====== Available records

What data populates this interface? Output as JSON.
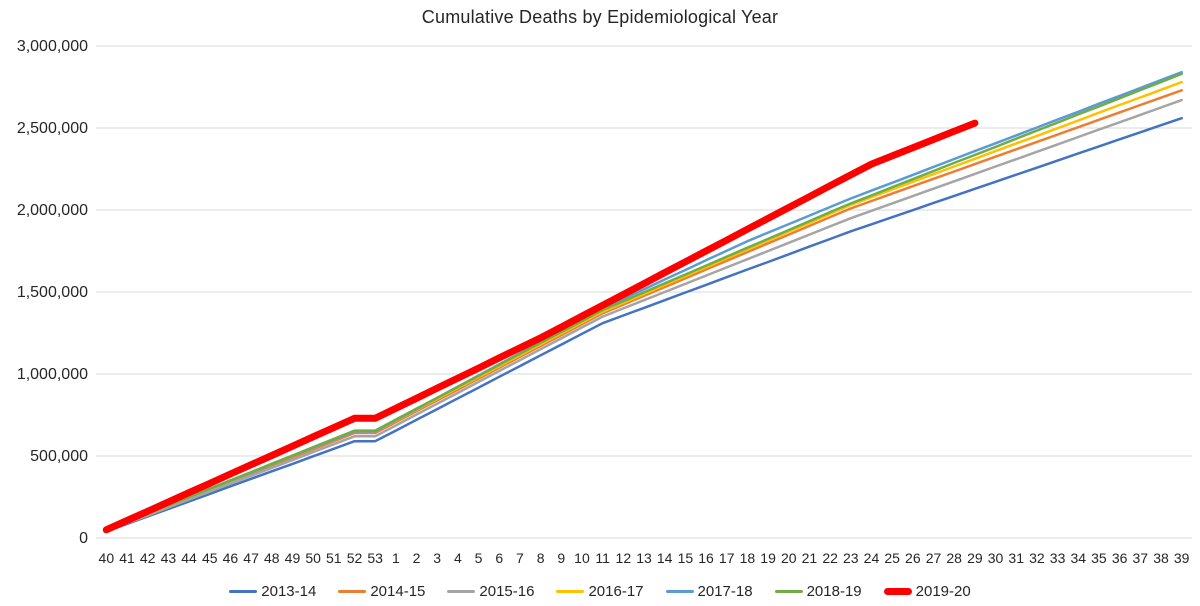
{
  "chart_data": {
    "type": "line",
    "title": "Cumulative Deaths by Epidemiological Year",
    "xlabel": "",
    "ylabel": "",
    "x_categories": [
      "40",
      "41",
      "42",
      "43",
      "44",
      "45",
      "46",
      "47",
      "48",
      "49",
      "50",
      "51",
      "52",
      "53",
      "1",
      "2",
      "3",
      "4",
      "5",
      "6",
      "7",
      "8",
      "9",
      "10",
      "11",
      "12",
      "13",
      "14",
      "15",
      "16",
      "17",
      "18",
      "19",
      "20",
      "21",
      "22",
      "23",
      "24",
      "25",
      "26",
      "27",
      "28",
      "29",
      "30",
      "31",
      "32",
      "33",
      "34",
      "35",
      "36",
      "37",
      "38",
      "39"
    ],
    "ylim": [
      0,
      3000000
    ],
    "y_ticks": [
      {
        "value": 0,
        "label": "0"
      },
      {
        "value": 500000,
        "label": "500,000"
      },
      {
        "value": 1000000,
        "label": "1,000,000"
      },
      {
        "value": 1500000,
        "label": "1,500,000"
      },
      {
        "value": 2000000,
        "label": "2,000,000"
      },
      {
        "value": 2500000,
        "label": "2,500,000"
      },
      {
        "value": 3000000,
        "label": "3,000,000"
      }
    ],
    "grid": "horizontal",
    "gridline_color": "#D9D9D9",
    "text_color": "#262626",
    "legend_position": "bottom",
    "series": [
      {
        "name": "2013-14",
        "color": "#4472C4",
        "line_width": 2.5,
        "values": [
          40000,
          86000,
          132000,
          177000,
          223000,
          269000,
          315000,
          361000,
          407000,
          452000,
          498000,
          544000,
          590000,
          590000,
          655000,
          721000,
          786000,
          852000,
          917000,
          983000,
          1048000,
          1114000,
          1179000,
          1245000,
          1310000,
          1357000,
          1403000,
          1450000,
          1497000,
          1543000,
          1590000,
          1637000,
          1683000,
          1730000,
          1777000,
          1823000,
          1870000,
          1913000,
          1956000,
          1999000,
          2043000,
          2086000,
          2129000,
          2172000,
          2215000,
          2258000,
          2301000,
          2345000,
          2388000,
          2431000,
          2474000,
          2517000,
          2560000
        ]
      },
      {
        "name": "2014-15",
        "color": "#ED7D31",
        "line_width": 2.5,
        "values": [
          45000,
          95000,
          144000,
          194000,
          243000,
          293000,
          342000,
          392000,
          442000,
          491000,
          541000,
          590000,
          640000,
          640000,
          706000,
          773000,
          839000,
          905000,
          972000,
          1038000,
          1104000,
          1171000,
          1237000,
          1304000,
          1370000,
          1423000,
          1477000,
          1530000,
          1583000,
          1637000,
          1690000,
          1743000,
          1797000,
          1850000,
          1903000,
          1957000,
          2010000,
          2055000,
          2100000,
          2145000,
          2190000,
          2235000,
          2280000,
          2325000,
          2370000,
          2415000,
          2460000,
          2505000,
          2550000,
          2595000,
          2640000,
          2685000,
          2730000
        ]
      },
      {
        "name": "2015-16",
        "color": "#A5A5A5",
        "line_width": 2.5,
        "values": [
          42000,
          90000,
          138000,
          187000,
          235000,
          283000,
          331000,
          379000,
          427000,
          475000,
          524000,
          572000,
          620000,
          620000,
          686000,
          753000,
          819000,
          885000,
          952000,
          1018000,
          1084000,
          1151000,
          1217000,
          1284000,
          1350000,
          1400000,
          1450000,
          1500000,
          1550000,
          1600000,
          1650000,
          1700000,
          1750000,
          1800000,
          1850000,
          1900000,
          1950000,
          1995000,
          2040000,
          2085000,
          2130000,
          2175000,
          2220000,
          2265000,
          2310000,
          2355000,
          2400000,
          2445000,
          2490000,
          2535000,
          2580000,
          2625000,
          2670000
        ]
      },
      {
        "name": "2016-17",
        "color": "#FFC000",
        "line_width": 2.5,
        "values": [
          45000,
          95000,
          146000,
          196000,
          247000,
          297000,
          347000,
          398000,
          448000,
          499000,
          549000,
          600000,
          650000,
          650000,
          716000,
          783000,
          849000,
          915000,
          982000,
          1048000,
          1114000,
          1181000,
          1247000,
          1314000,
          1380000,
          1434000,
          1488000,
          1543000,
          1597000,
          1651000,
          1705000,
          1760000,
          1814000,
          1868000,
          1922000,
          1977000,
          2031000,
          2078000,
          2125000,
          2172000,
          2218000,
          2265000,
          2312000,
          2359000,
          2406000,
          2452000,
          2499000,
          2546000,
          2593000,
          2640000,
          2686000,
          2733000,
          2780000
        ]
      },
      {
        "name": "2017-18",
        "color": "#5B9BD5",
        "line_width": 2.5,
        "values": [
          48000,
          98000,
          148000,
          198000,
          249000,
          299000,
          349000,
          399000,
          449000,
          500000,
          550000,
          600000,
          650000,
          650000,
          718000,
          786000,
          855000,
          923000,
          991000,
          1059000,
          1127000,
          1195000,
          1264000,
          1332000,
          1400000,
          1459000,
          1517000,
          1576000,
          1634000,
          1693000,
          1751000,
          1810000,
          1862000,
          1914000,
          1966000,
          2018000,
          2070000,
          2118000,
          2166000,
          2214000,
          2263000,
          2311000,
          2359000,
          2407000,
          2455000,
          2503000,
          2551000,
          2599000,
          2648000,
          2696000,
          2744000,
          2792000,
          2840000
        ]
      },
      {
        "name": "2018-19",
        "color": "#70AD47",
        "line_width": 2.5,
        "values": [
          48000,
          99000,
          149000,
          200000,
          250000,
          301000,
          352000,
          402000,
          453000,
          503000,
          554000,
          604000,
          655000,
          655000,
          722000,
          789000,
          855000,
          922000,
          989000,
          1056000,
          1123000,
          1190000,
          1256000,
          1323000,
          1390000,
          1444000,
          1498000,
          1553000,
          1607000,
          1661000,
          1715000,
          1770000,
          1824000,
          1878000,
          1932000,
          1987000,
          2040000,
          2089000,
          2139000,
          2188000,
          2237000,
          2287000,
          2336000,
          2385000,
          2435000,
          2484000,
          2533000,
          2583000,
          2632000,
          2681000,
          2731000,
          2780000,
          2830000
        ]
      },
      {
        "name": "2019-20",
        "color": "#FF0000",
        "line_width": 7,
        "values": [
          50000,
          107000,
          163000,
          220000,
          277000,
          333000,
          390000,
          447000,
          503000,
          560000,
          617000,
          673000,
          730000,
          730000,
          791000,
          852000,
          914000,
          975000,
          1036000,
          1098000,
          1159000,
          1220000,
          1286000,
          1353000,
          1419000,
          1485000,
          1551000,
          1618000,
          1684000,
          1750000,
          1816000,
          1883000,
          1949000,
          2015000,
          2081000,
          2148000,
          2214000,
          2280000,
          2330000,
          2380000,
          2430000,
          2480000,
          2530000
        ]
      }
    ]
  }
}
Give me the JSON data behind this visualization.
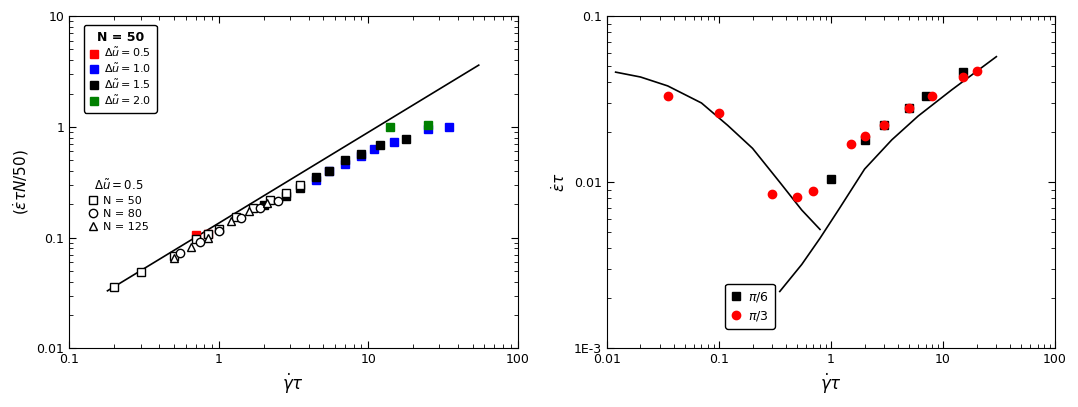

============

■ **Task instructions**
Pictures are excluded; copy all other data exactly as shown.

■ **The answer**
What data populates this interface? Output as JSON.
{
  "chart_data": {
    "type": "line",
    "title": "Cumulative Deaths by Epidemiological Year",
    "xlabel": "",
    "ylabel": "",
    "x_categories": [
      "40",
      "41",
      "42",
      "43",
      "44",
      "45",
      "46",
      "47",
      "48",
      "49",
      "50",
      "51",
      "52",
      "53",
      "1",
      "2",
      "3",
      "4",
      "5",
      "6",
      "7",
      "8",
      "9",
      "10",
      "11",
      "12",
      "13",
      "14",
      "15",
      "16",
      "17",
      "18",
      "19",
      "20",
      "21",
      "22",
      "23",
      "24",
      "25",
      "26",
      "27",
      "28",
      "29",
      "30",
      "31",
      "32",
      "33",
      "34",
      "35",
      "36",
      "37",
      "38",
      "39"
    ],
    "ylim": [
      0,
      3000000
    ],
    "y_ticks": [
      {
        "value": 0,
        "label": "0"
      },
      {
        "value": 500000,
        "label": "500,000"
      },
      {
        "value": 1000000,
        "label": "1,000,000"
      },
      {
        "value": 1500000,
        "label": "1,500,000"
      },
      {
        "value": 2000000,
        "label": "2,000,000"
      },
      {
        "value": 2500000,
        "label": "2,500,000"
      },
      {
        "value": 3000000,
        "label": "3,000,000"
      }
    ],
    "grid": "horizontal",
    "gridline_color": "#D9D9D9",
    "text_color": "#262626",
    "legend_position": "bottom",
    "series": [
      {
        "name": "2013-14",
        "color": "#4472C4",
        "line_width": 2.5,
        "values": [
          40000,
          86000,
          132000,
          177000,
          223000,
          269000,
          315000,
          361000,
          407000,
          452000,
          498000,
          544000,
          590000,
          590000,
          655000,
          721000,
          786000,
          852000,
          917000,
          983000,
          1048000,
          1114000,
          1179000,
          1245000,
          1310000,
          1357000,
          1403000,
          1450000,
          1497000,
          1543000,
          1590000,
          1637000,
          1683000,
          1730000,
          1777000,
          1823000,
          1870000,
          1913000,
          1956000,
          1999000,
          2043000,
          2086000,
          2129000,
          2172000,
          2215000,
          2258000,
          2301000,
          2345000,
          2388000,
          2431000,
          2474000,
          2517000,
          2560000
        ]
      },
      {
        "name": "2014-15",
        "color": "#ED7D31",
        "line_width": 2.5,
        "values": [
          45000,
          95000,
          144000,
          194000,
          243000,
          293000,
          342000,
          392000,
          442000,
          491000,
          541000,
          590000,
          640000,
          640000,
          706000,
          773000,
          839000,
          905000,
          972000,
          1038000,
          1104000,
          1171000,
          1237000,
          1304000,
          1370000,
          1423000,
          1477000,
          1530000,
          1583000,
          1637000,
          1690000,
          1743000,
          1797000,
          1850000,
          1903000,
          1957000,
          2010000,
          2055000,
          2100000,
          2145000,
          2190000,
          2235000,
          2280000,
          2325000,
          2370000,
          2415000,
          2460000,
          2505000,
          2550000,
          2595000,
          2640000,
          2685000,
          2730000
        ]
      },
      {
        "name": "2015-16",
        "color": "#A5A5A5",
        "line_width": 2.5,
        "values": [
          42000,
          90000,
          138000,
          187000,
          235000,
          283000,
          331000,
          379000,
          427000,
          475000,
          524000,
          572000,
          620000,
          620000,
          686000,
          753000,
          819000,
          885000,
          952000,
          1018000,
          1084000,
          1151000,
          1217000,
          1284000,
          1350000,
          1400000,
          1450000,
          1500000,
          1550000,
          1600000,
          1650000,
          1700000,
          1750000,
          1800000,
          1850000,
          1900000,
          1950000,
          1995000,
          2040000,
          2085000,
          2130000,
          2175000,
          2220000,
          2265000,
          2310000,
          2355000,
          2400000,
          2445000,
          2490000,
          2535000,
          2580000,
          2625000,
          2670000
        ]
      },
      {
        "name": "2016-17",
        "color": "#FFC000",
        "line_width": 2.5,
        "values": [
          45000,
          95000,
          146000,
          196000,
          247000,
          297000,
          347000,
          398000,
          448000,
          499000,
          549000,
          600000,
          650000,
          650000,
          716000,
          783000,
          849000,
          915000,
          982000,
          1048000,
          1114000,
          1181000,
          1247000,
          1314000,
          1380000,
          1434000,
          1488000,
          1543000,
          1597000,
          1651000,
          1705000,
          1760000,
          1814000,
          1868000,
          1922000,
          1977000,
          2031000,
          2078000,
          2125000,
          2172000,
          2218000,
          2265000,
          2312000,
          2359000,
          2406000,
          2452000,
          2499000,
          2546000,
          2593000,
          2640000,
          2686000,
          2733000,
          2780000
        ]
      },
      {
        "name": "2017-18",
        "color": "#5B9BD5",
        "line_width": 2.5,
        "values": [
          48000,
          98000,
          148000,
          198000,
          249000,
          299000,
          349000,
          399000,
          449000,
          500000,
          550000,
          600000,
          650000,
          650000,
          718000,
          786000,
          855000,
          923000,
          991000,
          1059000,
          1127000,
          1195000,
          1264000,
          1332000,
          1400000,
          1459000,
          1517000,
          1576000,
          1634000,
          1693000,
          1751000,
          1810000,
          1862000,
          1914000,
          1966000,
          2018000,
          2070000,
          2118000,
          2166000,
          2214000,
          2263000,
          2311000,
          2359000,
          2407000,
          2455000,
          2503000,
          2551000,
          2599000,
          2648000,
          2696000,
          2744000,
          2792000,
          2840000
        ]
      },
      {
        "name": "2018-19",
        "color": "#70AD47",
        "line_width": 2.5,
        "values": [
          48000,
          99000,
          149000,
          200000,
          250000,
          301000,
          352000,
          402000,
          453000,
          503000,
          554000,
          604000,
          655000,
          655000,
          722000,
          789000,
          855000,
          922000,
          989000,
          1056000,
          1123000,
          1190000,
          1256000,
          1323000,
          1390000,
          1444000,
          1498000,
          1553000,
          1607000,
          1661000,
          1715000,
          1770000,
          1824000,
          1878000,
          1932000,
          1987000,
          2040000,
          2089000,
          2139000,
          2188000,
          2237000,
          2287000,
          2336000,
          2385000,
          2435000,
          2484000,
          2533000,
          2583000,
          2632000,
          2681000,
          2731000,
          2780000,
          2830000
        ]
      },
      {
        "name": "2019-20",
        "color": "#FF0000",
        "line_width": 7,
        "values": [
          50000,
          107000,
          163000,
          220000,
          277000,
          333000,
          390000,
          447000,
          503000,
          560000,
          617000,
          673000,
          730000,
          730000,
          791000,
          852000,
          914000,
          975000,
          1036000,
          1098000,
          1159000,
          1220000,
          1286000,
          1353000,
          1419000,
          1485000,
          1551000,
          1618000,
          1684000,
          1750000,
          1816000,
          1883000,
          1949000,
          2015000,
          2081000,
          2148000,
          2214000,
          2280000,
          2330000,
          2380000,
          2430000,
          2480000,
          2530000
        ]
      }
    ]
  }
}
Give me the JSON data behind this visualization.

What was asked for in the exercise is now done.